La diplomatie de Trump a eu tendance à exacerber ces tensions, comme le transfert de l’ambassade américaine en Israël dans la ville controversée de Jérusalem, ce qui a contrarié ses alliés occidentaux et mis en colère les dirigeants arabes qui considéraient encore les États-Unis comme un « conciliateur » dans la région.
Néanmoins, en reconnaissant la Chine comme le candidat le plus susceptible d’usurper la primauté des États-Unis, l’administration Trump s’est ralliée à l’opinion du reste de Washington. Le « pivot » vers l’Asie déjà annoncé par Obama devait être renforcé, la guerre planétaire contre le terrorisme officiellement suspendue et une nouvelle ère de « concurrence entre grandes puissances » s’ouvrait selon la stratégie de défense nationale de février 2018. Un vaste programme de plusieurs décennies visant à moderniser l’arsenal nucléaire américain et à « dominer l’espace » a été annoncé.
Toutefois, en ce qui concerne la nécessité de réduire les ambitions et les capacités militaires de la Russie (et d’affaiblir le potentiel de cette dernière à aider les propres manœuvres mondiales de la Chine) une divergence est apparue entre la politique ambiguë de Trump à l’égard de Moscou et celle de la faction rivale de la bourgeoisie américaine qui a toujours considéré la Russie comme un ennemi historique en raison de la menace qu’elle représente pour l’hégémonie américaine en Europe de l’Ouest.
Parallèlement, en lien avec la question de la politique russe, l’importance de l’Organisation du traité de l’Atlantique Nord (OTAN), l’ancienne alliance centrale du bloc américain, a été remise en question. Plus particulièrement en ce qui concerne l’obligation prévue par le traité impliquant que tous les membres de l’OTAN viennent en aide à tout autre membre faisant l’objet d’une attaque militaire (en d’autres termes, les États-Unis les protégeraient contre une agression russe). Trump a remis en cause cette clause cruciale. Les implications inquiétantes que cela implique (l’abandon des alliés des États-Unis en Europe occidentale) n’ont pas échappé aux chancelleries de Londres, de Paris et de Berlin.

= = = = =

Question posée: D'après l'extrait sur la diplomatie de Trump, de quand date la stratégie de défense nationale qui ouvre une nouvelle ère de « concurrence entre grandes puissances » ? Le listing provient d'une autre source que l'extrait.

Contenu des données:

= = = = =

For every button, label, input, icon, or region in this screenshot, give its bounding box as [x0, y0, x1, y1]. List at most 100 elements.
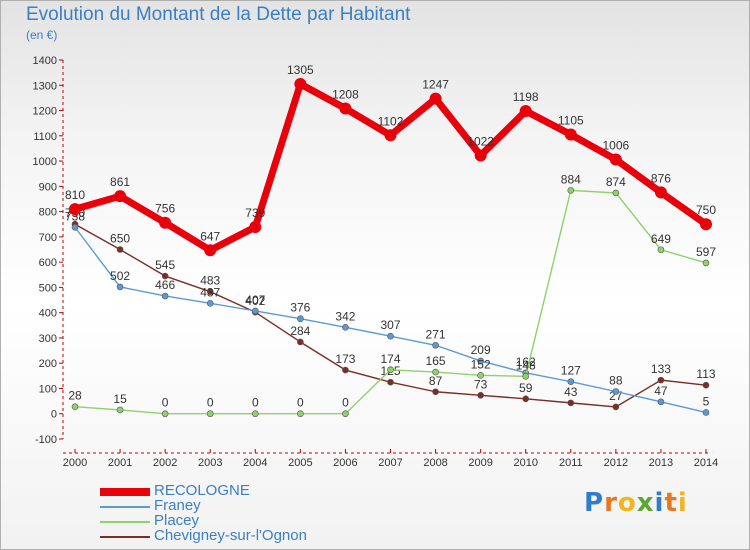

= = = = =

Réponse attendue: Elle date de février 2018.